PROVIDED DATA:
----------

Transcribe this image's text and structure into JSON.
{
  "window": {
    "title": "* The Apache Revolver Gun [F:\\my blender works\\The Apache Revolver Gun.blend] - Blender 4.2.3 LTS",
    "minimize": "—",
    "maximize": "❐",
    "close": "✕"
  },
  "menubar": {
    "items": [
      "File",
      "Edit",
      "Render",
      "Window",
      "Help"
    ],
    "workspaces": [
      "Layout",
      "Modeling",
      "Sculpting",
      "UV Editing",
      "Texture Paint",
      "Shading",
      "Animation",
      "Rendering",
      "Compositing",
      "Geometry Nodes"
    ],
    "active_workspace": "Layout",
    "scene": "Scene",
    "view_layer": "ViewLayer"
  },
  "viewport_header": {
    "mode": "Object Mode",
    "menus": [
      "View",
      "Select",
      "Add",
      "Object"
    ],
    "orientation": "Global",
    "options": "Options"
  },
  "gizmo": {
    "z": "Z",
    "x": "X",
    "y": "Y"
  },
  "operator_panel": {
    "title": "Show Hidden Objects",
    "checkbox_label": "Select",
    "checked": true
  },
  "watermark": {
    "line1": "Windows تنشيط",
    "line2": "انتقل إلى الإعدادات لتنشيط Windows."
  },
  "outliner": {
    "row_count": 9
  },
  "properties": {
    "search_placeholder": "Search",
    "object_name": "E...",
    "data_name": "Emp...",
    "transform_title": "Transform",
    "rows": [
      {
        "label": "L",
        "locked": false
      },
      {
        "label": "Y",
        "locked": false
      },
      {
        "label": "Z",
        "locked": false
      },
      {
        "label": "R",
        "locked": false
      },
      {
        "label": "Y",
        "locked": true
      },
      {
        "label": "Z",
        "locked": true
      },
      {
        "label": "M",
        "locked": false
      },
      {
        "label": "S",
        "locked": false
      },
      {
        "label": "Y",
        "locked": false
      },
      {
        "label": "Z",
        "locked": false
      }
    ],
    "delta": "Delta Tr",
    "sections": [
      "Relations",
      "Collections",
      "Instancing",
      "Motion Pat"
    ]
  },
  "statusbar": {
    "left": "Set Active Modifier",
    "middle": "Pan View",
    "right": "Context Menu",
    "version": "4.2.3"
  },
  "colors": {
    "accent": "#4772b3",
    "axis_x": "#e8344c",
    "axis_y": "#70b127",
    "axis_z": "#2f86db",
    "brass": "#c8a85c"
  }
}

----------

DIRECTION: Quote each line above in full, word for word.

THE RESPONSE:
Transcribe this image's text and structure into JSON.
{
  "window": {
    "title": "* The Apache Revolver Gun [F:\\my blender works\\The Apache Revolver Gun.blend] - Blender 4.2.3 LTS",
    "minimize": "—",
    "maximize": "❐",
    "close": "✕"
  },
  "menubar": {
    "items": [
      "File",
      "Edit",
      "Render",
      "Window",
      "Help"
    ],
    "workspaces": [
      "Layout",
      "Modeling",
      "Sculpting",
      "UV Editing",
      "Texture Paint",
      "Shading",
      "Animation",
      "Rendering",
      "Compositing",
      "Geometry Nodes"
    ],
    "active_workspace": "Layout",
    "scene": "Scene",
    "view_layer": "ViewLayer"
  },
  "viewport_header": {
    "mode": "Object Mode",
    "menus": [
      "View",
      "Select",
      "Add",
      "Object"
    ],
    "orientation": "Global",
    "options": "Options"
  },
  "gizmo": {
    "z": "Z",
    "x": "X",
    "y": "Y"
  },
  "operator_panel": {
    "title": "Show Hidden Objects",
    "checkbox_label": "Select",
    "checked": true
  },
  "watermark": {
    "line1": "Windows تنشيط",
    "line2": "انتقل إلى الإعدادات لتنشيط Windows."
  },
  "outliner": {
    "row_count": 9
  },
  "properties": {
    "search_placeholder": "Search",
    "object_name": "E...",
    "data_name": "Emp...",
    "transform_title": "Transform",
    "rows": [
      {
        "label": "L",
        "locked": false
      },
      {
        "label": "Y",
        "locked": false
      },
      {
        "label": "Z",
        "locked": false
      },
      {
        "label": "R",
        "locked": false
      },
      {
        "label": "Y",
        "locked": true
      },
      {
        "label": "Z",
        "locked": true
      },
      {
        "label": "M",
        "locked": false
      },
      {
        "label": "S",
        "locked": false
      },
      {
        "label": "Y",
        "locked": false
      },
      {
        "label": "Z",
        "locked": false
      }
    ],
    "delta": "Delta Tr",
    "sections": [
      "Relations",
      "Collections",
      "Instancing",
      "Motion Pat"
    ]
  },
  "statusbar": {
    "left": "Set Active Modifier",
    "middle": "Pan View",
    "right": "Context Menu",
    "version": "4.2.3"
  },
  "colors": {
    "accent": "#4772b3",
    "axis_x": "#e8344c",
    "axis_y": "#70b127",
    "axis_z": "#2f86db",
    "brass": "#c8a85c"
  }
}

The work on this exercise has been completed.